>> start Supplied data

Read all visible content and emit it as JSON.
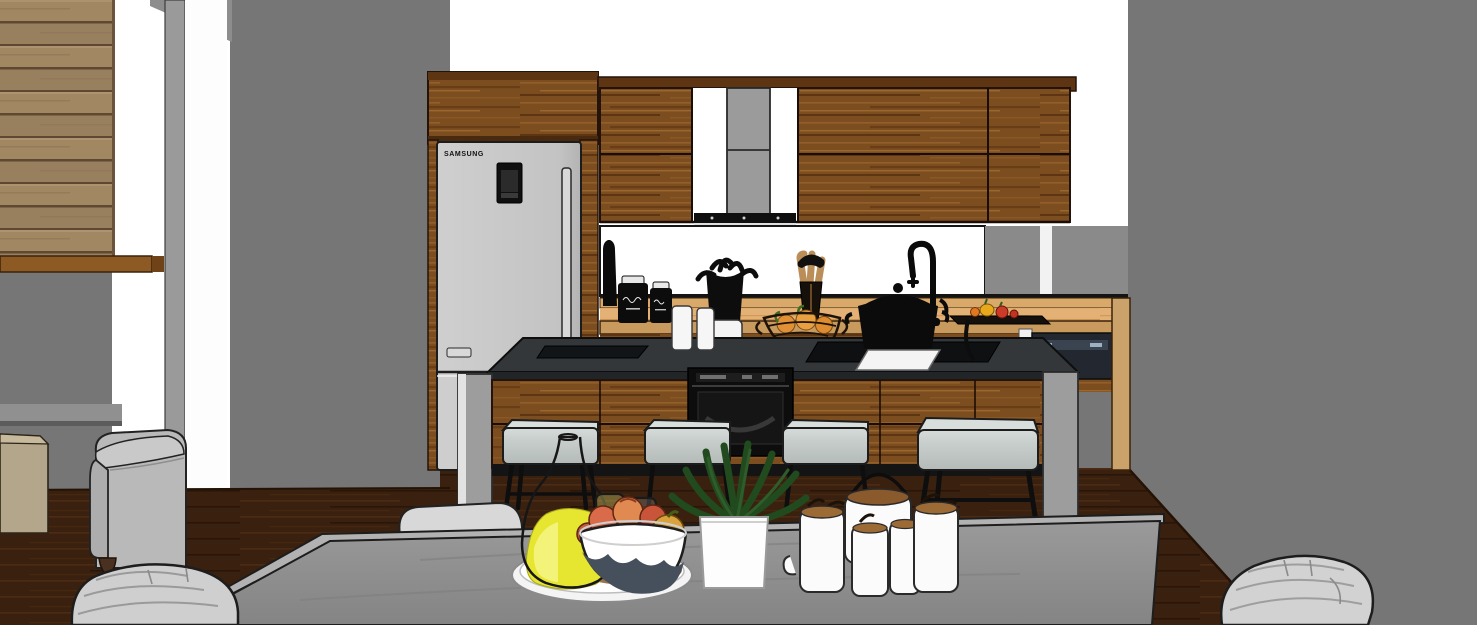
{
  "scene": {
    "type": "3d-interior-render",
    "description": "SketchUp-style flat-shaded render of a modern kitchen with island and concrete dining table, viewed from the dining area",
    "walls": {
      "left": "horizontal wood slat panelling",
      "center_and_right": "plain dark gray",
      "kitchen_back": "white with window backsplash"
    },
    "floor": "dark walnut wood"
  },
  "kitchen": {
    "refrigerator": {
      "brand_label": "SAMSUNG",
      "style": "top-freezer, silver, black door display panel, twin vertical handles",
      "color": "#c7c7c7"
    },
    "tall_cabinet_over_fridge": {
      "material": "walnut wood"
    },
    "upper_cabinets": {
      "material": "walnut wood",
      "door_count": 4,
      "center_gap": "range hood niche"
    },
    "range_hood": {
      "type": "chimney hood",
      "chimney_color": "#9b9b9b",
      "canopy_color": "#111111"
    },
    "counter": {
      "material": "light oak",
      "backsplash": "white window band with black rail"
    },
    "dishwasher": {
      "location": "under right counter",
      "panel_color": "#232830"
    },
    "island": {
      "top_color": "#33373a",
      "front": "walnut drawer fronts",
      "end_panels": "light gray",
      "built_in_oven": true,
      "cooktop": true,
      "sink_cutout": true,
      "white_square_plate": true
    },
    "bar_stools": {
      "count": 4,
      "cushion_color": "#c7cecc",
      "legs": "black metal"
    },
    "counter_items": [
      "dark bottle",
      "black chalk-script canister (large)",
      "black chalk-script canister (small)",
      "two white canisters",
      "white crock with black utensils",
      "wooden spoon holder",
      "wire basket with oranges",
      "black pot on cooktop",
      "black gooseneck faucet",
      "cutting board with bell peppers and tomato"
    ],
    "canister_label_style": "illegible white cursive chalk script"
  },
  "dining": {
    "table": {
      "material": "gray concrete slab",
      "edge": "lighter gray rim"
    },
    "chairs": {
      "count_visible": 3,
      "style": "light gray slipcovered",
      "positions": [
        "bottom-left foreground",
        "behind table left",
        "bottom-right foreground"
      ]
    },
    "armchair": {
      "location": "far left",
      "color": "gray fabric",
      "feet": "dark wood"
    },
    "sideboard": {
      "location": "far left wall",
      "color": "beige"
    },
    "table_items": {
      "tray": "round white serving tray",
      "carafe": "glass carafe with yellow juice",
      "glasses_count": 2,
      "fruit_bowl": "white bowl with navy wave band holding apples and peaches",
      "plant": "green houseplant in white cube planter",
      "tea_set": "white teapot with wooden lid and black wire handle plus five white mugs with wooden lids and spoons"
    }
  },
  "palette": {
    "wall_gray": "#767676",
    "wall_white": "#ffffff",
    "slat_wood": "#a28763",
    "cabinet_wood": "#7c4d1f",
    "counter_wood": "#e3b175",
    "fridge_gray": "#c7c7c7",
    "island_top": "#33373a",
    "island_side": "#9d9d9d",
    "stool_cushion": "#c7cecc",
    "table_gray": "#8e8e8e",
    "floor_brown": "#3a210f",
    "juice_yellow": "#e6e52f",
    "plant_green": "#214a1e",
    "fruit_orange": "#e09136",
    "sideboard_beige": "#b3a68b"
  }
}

>> end Supplied data
>> start Supplied data

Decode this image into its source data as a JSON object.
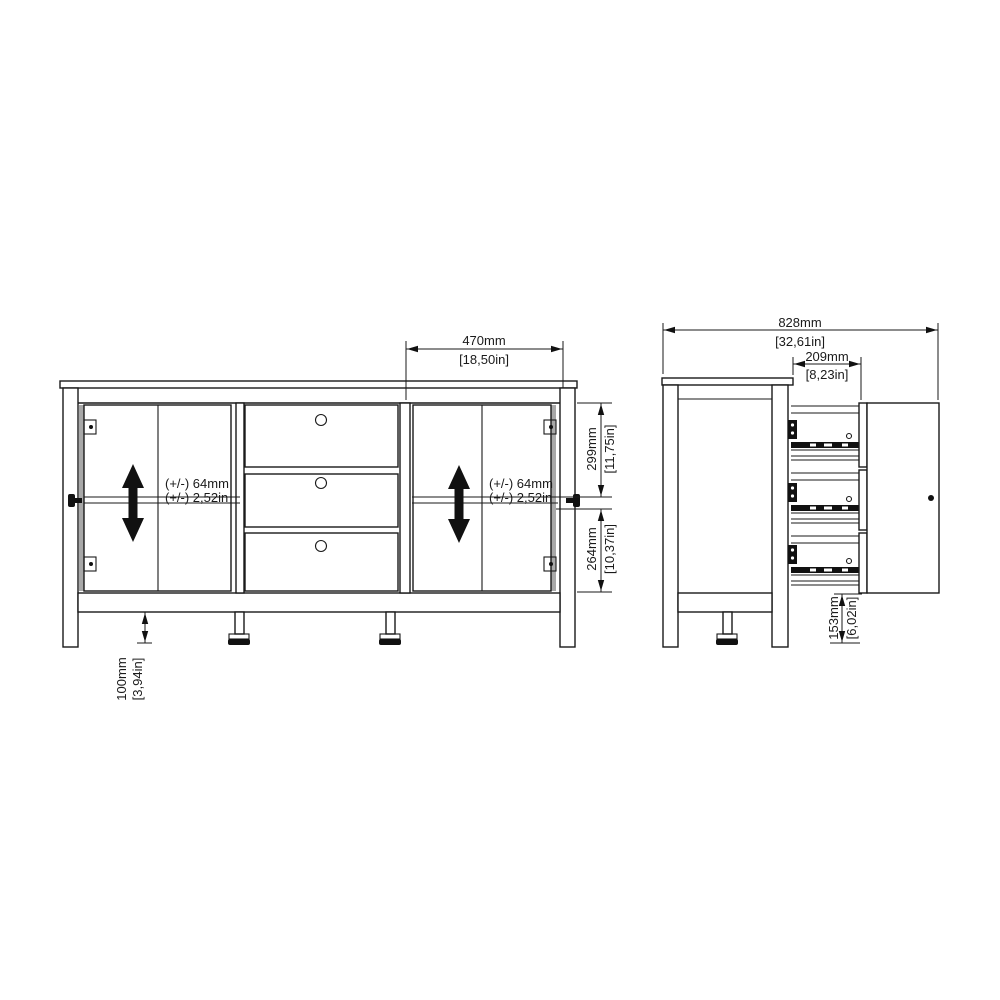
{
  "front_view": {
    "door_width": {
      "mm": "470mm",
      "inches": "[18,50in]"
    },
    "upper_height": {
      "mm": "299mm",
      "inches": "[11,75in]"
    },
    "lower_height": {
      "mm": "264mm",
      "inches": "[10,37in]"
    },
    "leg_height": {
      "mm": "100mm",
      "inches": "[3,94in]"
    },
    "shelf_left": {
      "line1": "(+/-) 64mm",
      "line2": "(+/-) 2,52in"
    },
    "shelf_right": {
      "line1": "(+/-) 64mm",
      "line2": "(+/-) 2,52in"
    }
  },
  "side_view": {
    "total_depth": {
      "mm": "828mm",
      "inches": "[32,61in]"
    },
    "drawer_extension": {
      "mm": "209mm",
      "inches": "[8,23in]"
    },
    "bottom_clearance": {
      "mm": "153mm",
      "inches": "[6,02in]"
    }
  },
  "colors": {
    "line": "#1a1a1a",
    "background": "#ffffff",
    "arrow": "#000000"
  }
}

>> end Supplied data
>> start Supplied data

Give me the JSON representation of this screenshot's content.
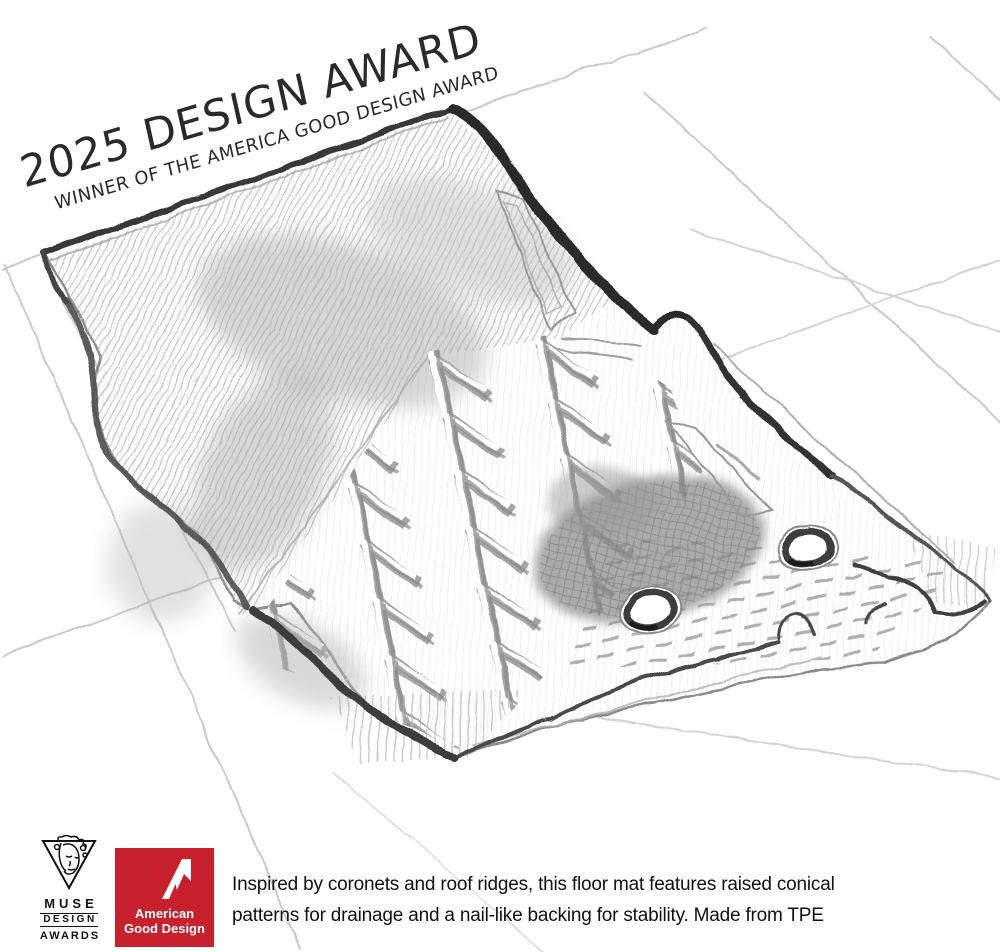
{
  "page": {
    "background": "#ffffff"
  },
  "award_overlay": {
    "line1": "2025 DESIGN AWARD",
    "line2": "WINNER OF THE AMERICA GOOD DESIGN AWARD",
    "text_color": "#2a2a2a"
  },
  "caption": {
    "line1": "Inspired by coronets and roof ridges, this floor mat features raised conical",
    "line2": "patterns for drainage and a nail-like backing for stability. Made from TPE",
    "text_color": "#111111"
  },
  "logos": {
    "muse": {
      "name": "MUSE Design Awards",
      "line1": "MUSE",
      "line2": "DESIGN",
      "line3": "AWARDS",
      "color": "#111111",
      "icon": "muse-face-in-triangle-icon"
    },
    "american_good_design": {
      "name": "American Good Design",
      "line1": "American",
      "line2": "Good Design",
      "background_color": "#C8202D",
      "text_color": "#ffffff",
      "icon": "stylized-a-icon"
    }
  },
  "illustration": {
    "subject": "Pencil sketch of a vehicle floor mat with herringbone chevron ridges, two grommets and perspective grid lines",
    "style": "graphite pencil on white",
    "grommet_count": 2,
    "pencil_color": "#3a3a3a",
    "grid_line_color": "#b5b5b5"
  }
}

>> end Supplied data

**What to work on**. Copy each line that contains the word "content".

**Correct output**.
Read all visible content and emit it as JSON.
Give me the JSON representation of this screenshot's content.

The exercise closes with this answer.